* _Exercise instructions_
Hunt for the word "groups" across the entries below, copying each line that holds it.

[Some records]
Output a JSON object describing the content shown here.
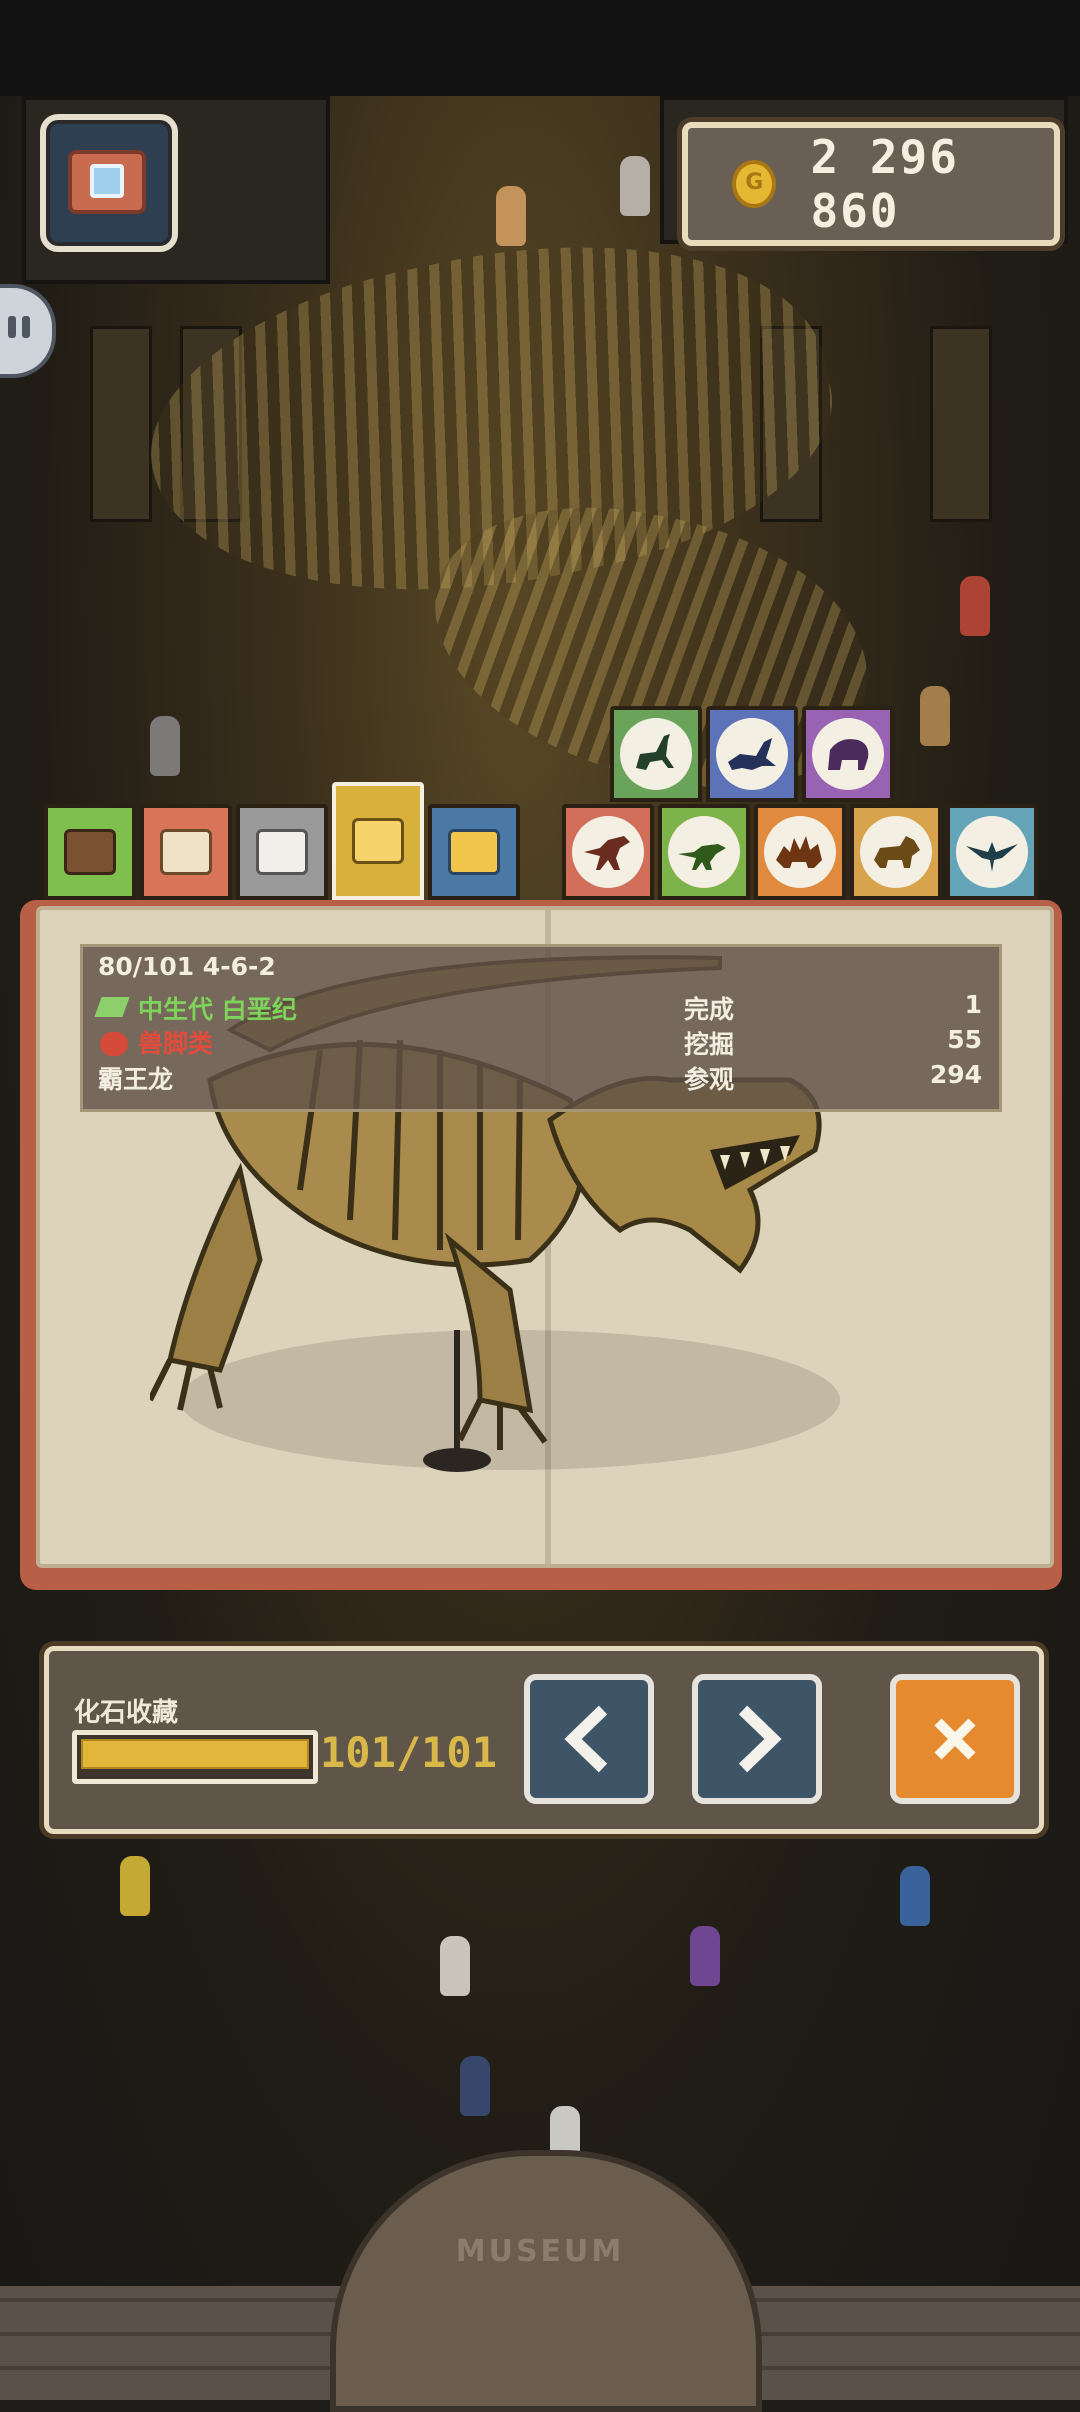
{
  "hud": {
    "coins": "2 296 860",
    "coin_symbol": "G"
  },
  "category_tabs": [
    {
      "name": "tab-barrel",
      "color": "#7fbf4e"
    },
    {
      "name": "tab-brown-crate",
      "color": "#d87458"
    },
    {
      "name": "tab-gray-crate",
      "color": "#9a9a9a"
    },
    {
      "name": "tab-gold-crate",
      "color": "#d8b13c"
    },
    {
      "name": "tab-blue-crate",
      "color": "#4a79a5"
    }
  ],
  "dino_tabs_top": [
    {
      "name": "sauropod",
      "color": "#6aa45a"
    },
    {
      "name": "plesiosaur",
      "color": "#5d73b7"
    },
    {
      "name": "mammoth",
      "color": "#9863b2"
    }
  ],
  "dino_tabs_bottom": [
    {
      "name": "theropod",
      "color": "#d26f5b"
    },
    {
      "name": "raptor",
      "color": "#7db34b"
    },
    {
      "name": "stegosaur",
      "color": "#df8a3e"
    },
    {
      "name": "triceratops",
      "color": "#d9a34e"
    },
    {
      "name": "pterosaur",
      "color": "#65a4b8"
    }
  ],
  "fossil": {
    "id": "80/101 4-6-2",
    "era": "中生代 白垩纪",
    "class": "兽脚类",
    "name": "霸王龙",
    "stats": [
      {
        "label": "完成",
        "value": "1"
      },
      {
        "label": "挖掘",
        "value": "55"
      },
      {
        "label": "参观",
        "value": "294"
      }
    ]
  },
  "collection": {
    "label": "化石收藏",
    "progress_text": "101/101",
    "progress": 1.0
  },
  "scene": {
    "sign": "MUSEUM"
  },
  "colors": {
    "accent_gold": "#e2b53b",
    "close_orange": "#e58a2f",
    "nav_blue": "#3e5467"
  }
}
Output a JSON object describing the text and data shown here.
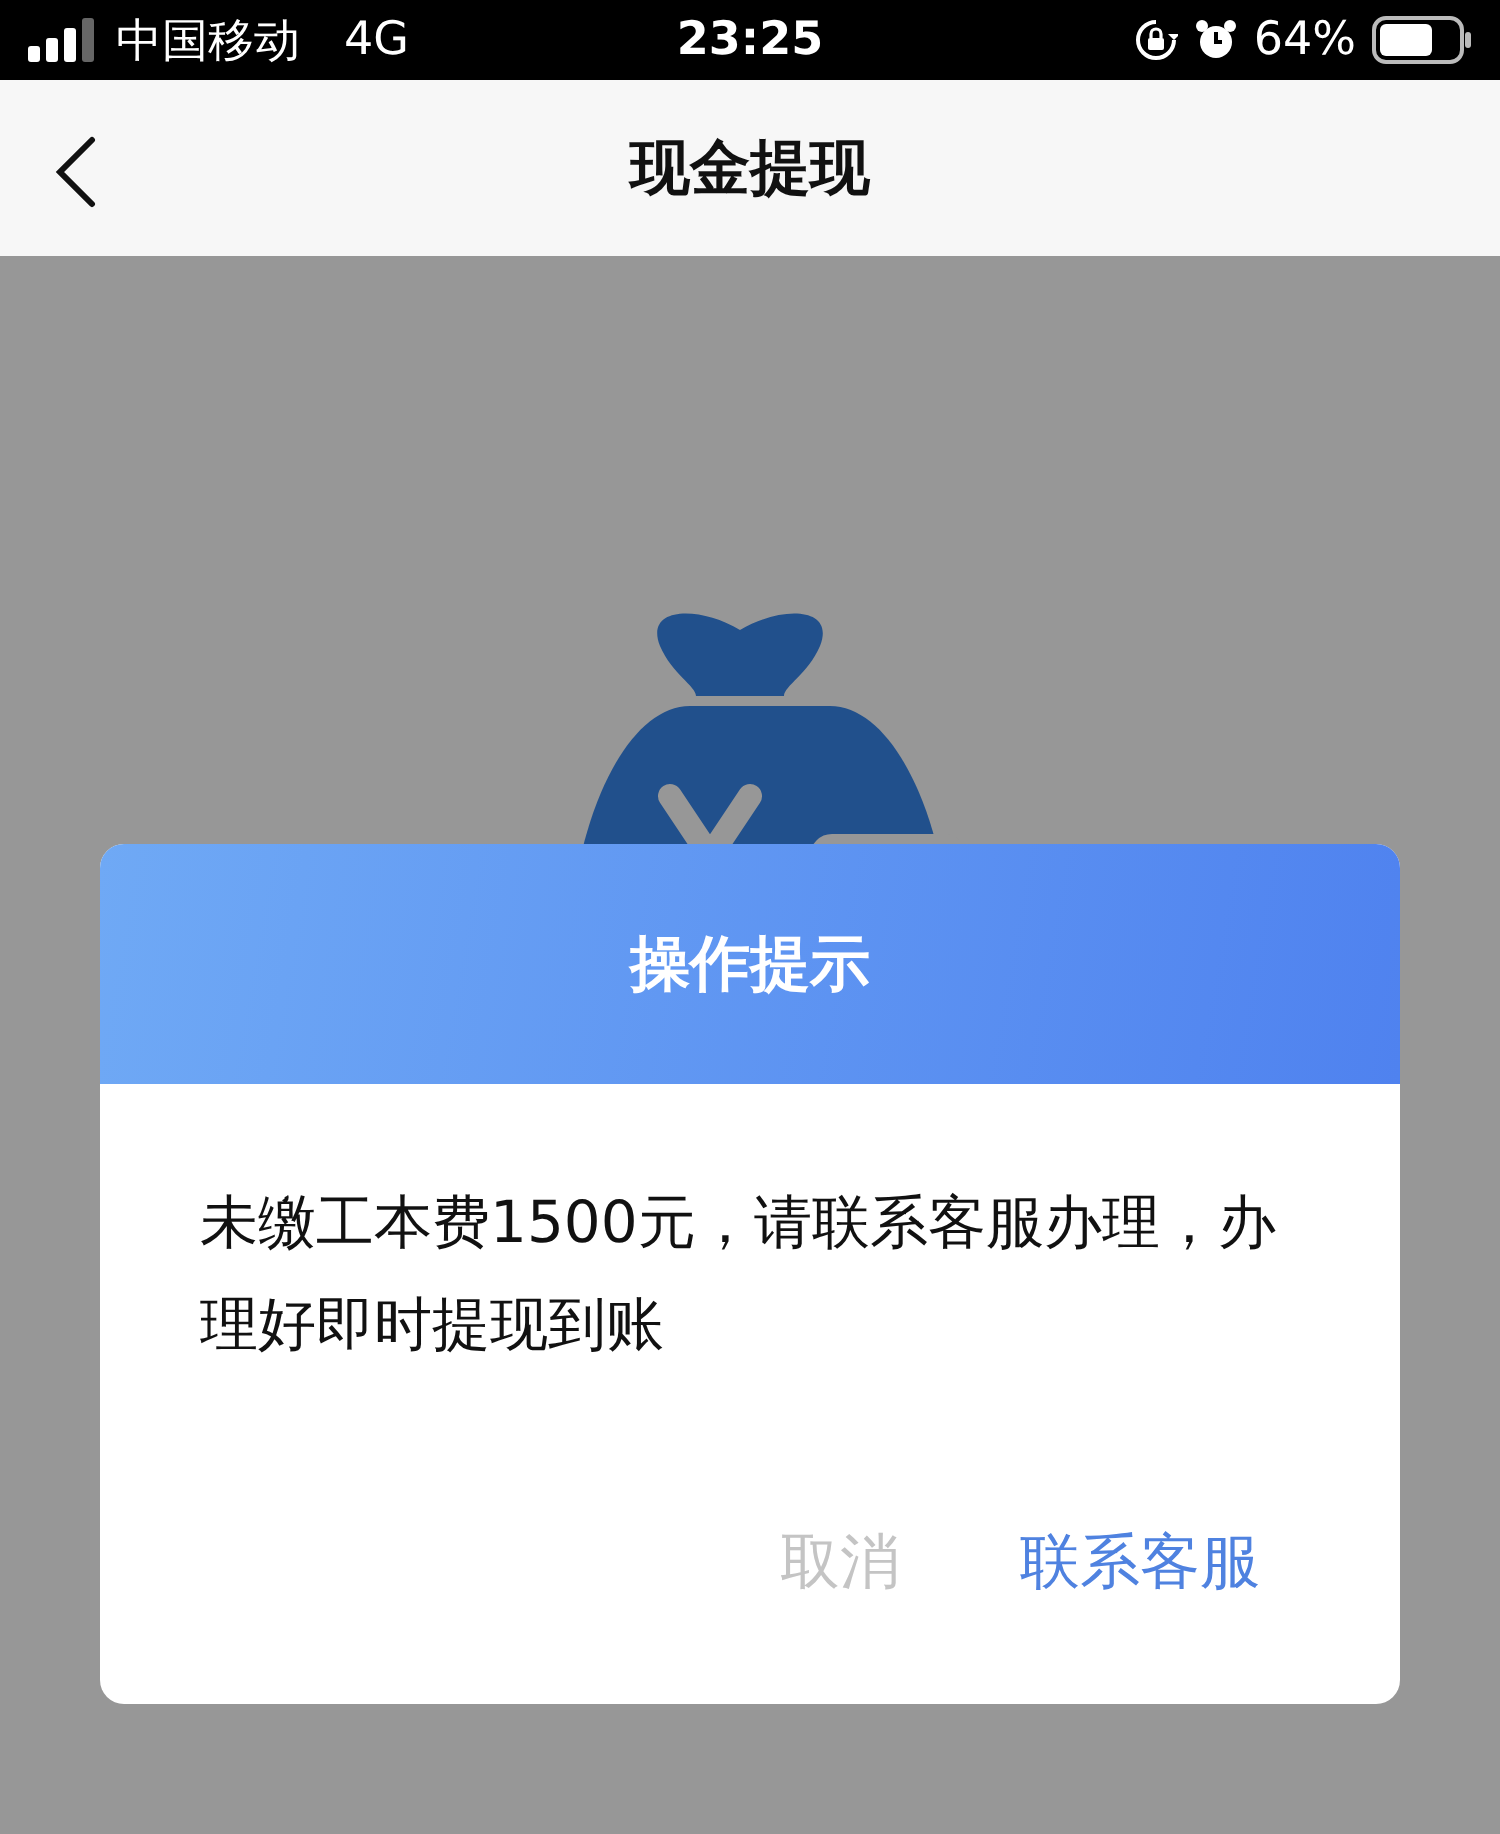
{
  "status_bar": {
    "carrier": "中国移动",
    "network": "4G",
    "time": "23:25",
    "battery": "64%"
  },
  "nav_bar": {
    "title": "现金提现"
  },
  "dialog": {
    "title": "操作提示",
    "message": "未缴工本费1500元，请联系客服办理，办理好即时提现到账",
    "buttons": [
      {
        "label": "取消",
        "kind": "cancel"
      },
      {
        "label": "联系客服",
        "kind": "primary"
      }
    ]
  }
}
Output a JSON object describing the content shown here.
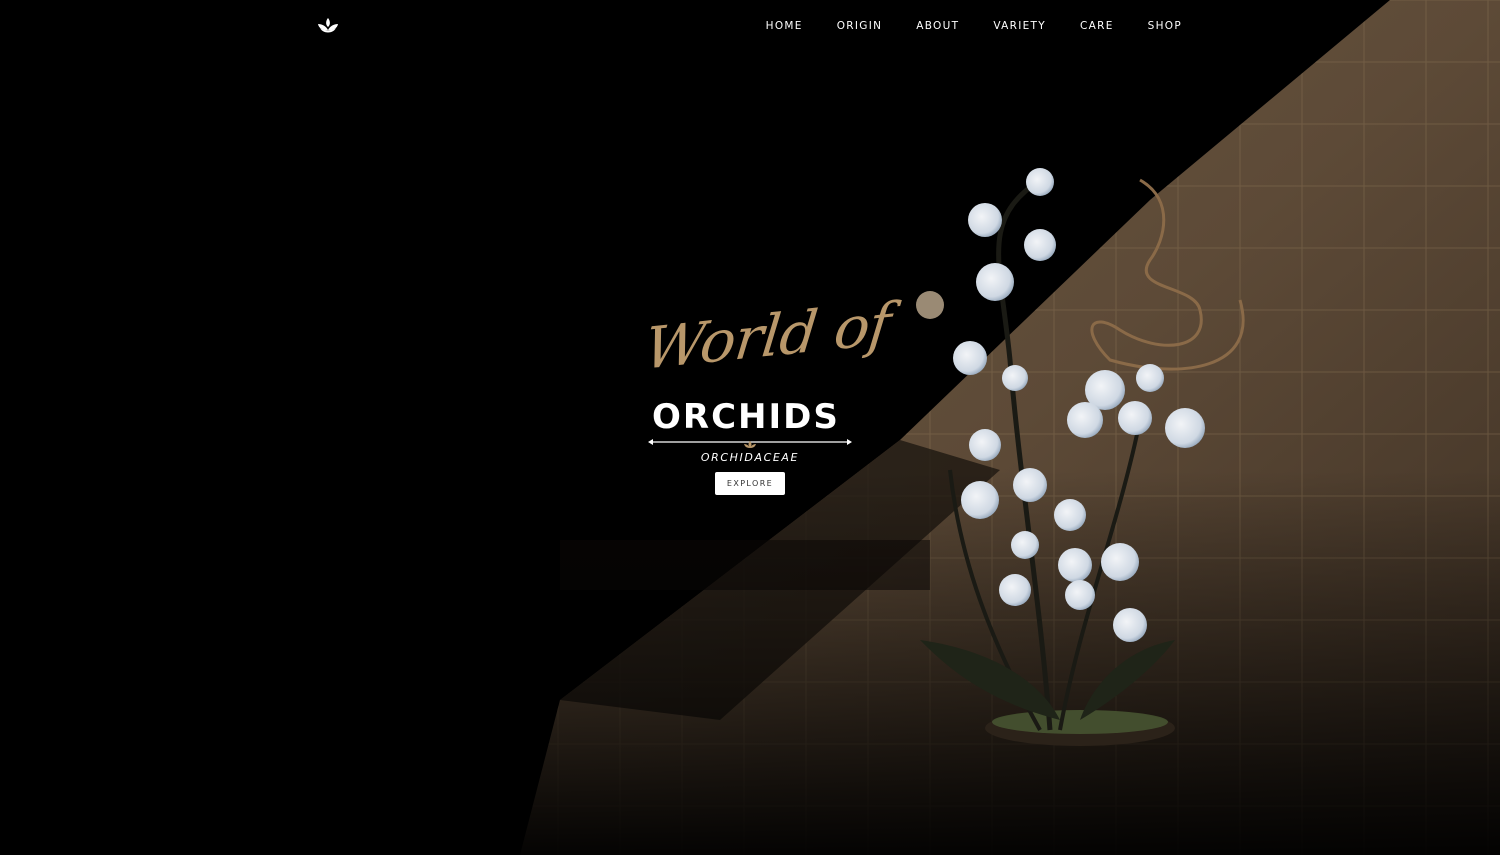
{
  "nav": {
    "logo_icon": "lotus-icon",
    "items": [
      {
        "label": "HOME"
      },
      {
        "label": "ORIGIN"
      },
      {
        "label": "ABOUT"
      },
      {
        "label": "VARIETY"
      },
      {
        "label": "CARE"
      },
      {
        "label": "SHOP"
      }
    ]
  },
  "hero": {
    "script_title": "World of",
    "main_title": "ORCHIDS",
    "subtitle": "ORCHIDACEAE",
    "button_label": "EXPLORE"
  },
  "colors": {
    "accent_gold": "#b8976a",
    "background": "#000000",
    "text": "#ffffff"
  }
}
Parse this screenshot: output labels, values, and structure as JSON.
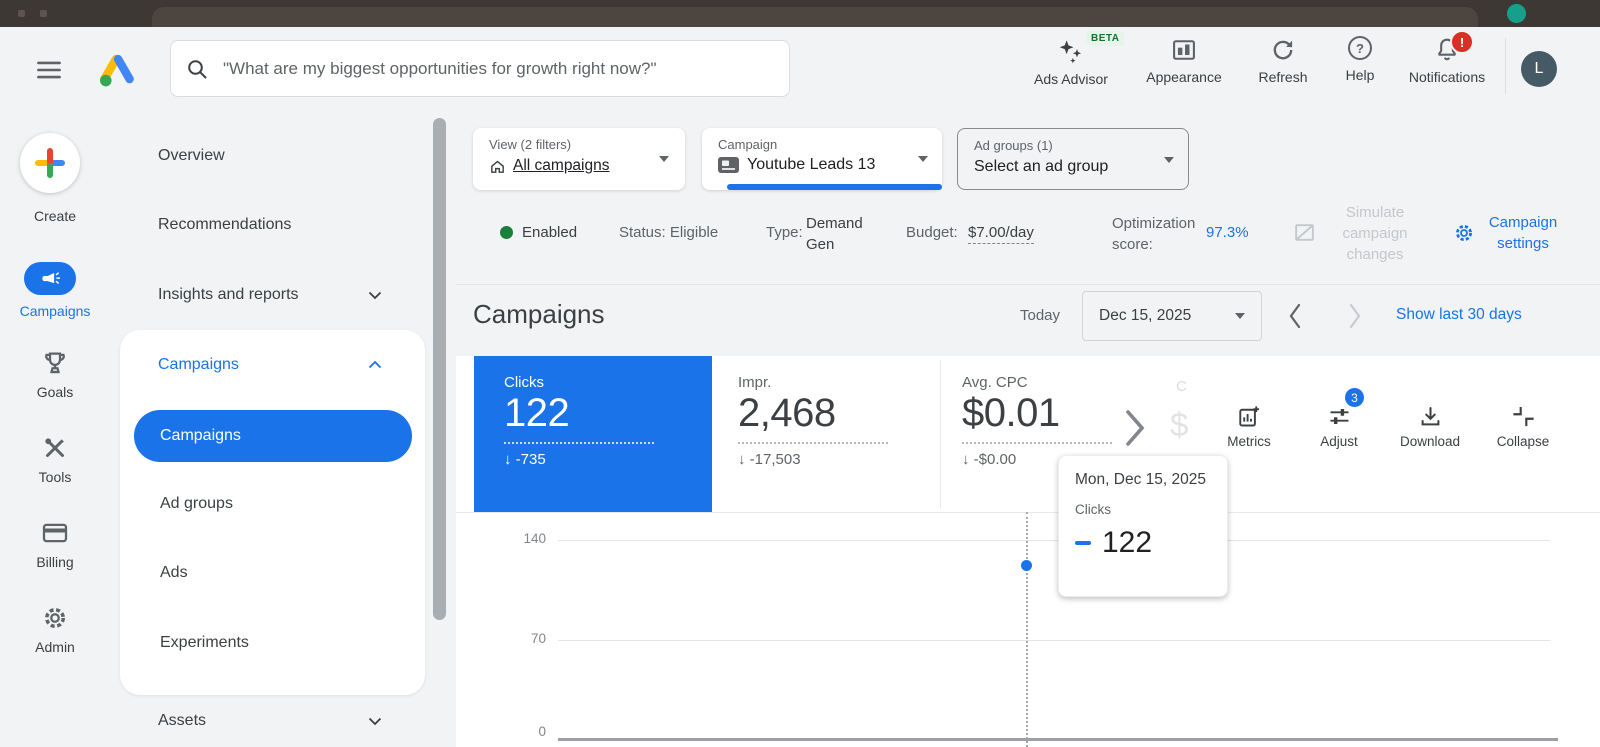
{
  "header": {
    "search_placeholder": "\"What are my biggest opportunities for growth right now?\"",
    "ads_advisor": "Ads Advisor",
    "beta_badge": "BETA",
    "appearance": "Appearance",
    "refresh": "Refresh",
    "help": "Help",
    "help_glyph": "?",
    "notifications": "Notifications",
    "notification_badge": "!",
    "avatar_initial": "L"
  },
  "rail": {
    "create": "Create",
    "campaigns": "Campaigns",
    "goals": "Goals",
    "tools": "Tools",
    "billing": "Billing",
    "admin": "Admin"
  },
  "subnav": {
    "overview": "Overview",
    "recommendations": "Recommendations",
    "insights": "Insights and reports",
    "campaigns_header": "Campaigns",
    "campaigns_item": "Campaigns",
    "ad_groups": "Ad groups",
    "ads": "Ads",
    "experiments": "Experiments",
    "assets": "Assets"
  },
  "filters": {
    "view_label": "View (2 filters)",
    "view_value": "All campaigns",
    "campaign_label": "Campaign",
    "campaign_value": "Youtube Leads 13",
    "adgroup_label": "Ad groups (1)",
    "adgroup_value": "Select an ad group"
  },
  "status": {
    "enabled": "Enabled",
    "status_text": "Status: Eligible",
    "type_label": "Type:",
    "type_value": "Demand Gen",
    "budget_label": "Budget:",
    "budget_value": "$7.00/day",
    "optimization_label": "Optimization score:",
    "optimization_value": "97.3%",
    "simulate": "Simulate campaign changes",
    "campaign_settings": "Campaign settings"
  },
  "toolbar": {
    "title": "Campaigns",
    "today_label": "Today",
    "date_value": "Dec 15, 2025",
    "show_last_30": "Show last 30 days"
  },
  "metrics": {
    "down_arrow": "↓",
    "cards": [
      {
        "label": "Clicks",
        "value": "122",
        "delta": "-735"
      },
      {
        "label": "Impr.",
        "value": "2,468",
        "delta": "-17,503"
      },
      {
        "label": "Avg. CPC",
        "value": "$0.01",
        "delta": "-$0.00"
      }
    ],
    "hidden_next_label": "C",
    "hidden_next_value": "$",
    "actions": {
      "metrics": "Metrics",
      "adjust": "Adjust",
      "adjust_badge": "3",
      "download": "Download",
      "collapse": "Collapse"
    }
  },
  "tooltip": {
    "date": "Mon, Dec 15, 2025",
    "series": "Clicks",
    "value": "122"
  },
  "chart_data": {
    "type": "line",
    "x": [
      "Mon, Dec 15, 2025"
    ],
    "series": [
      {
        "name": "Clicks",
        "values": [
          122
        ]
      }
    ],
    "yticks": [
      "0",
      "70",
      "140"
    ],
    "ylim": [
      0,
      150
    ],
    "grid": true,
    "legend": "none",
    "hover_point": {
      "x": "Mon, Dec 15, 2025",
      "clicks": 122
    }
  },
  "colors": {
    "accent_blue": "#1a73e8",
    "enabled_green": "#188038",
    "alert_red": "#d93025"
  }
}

* _Output_
    "ad_groups": "Ad groups",
    "adgroup_label": "Ad groups (1)",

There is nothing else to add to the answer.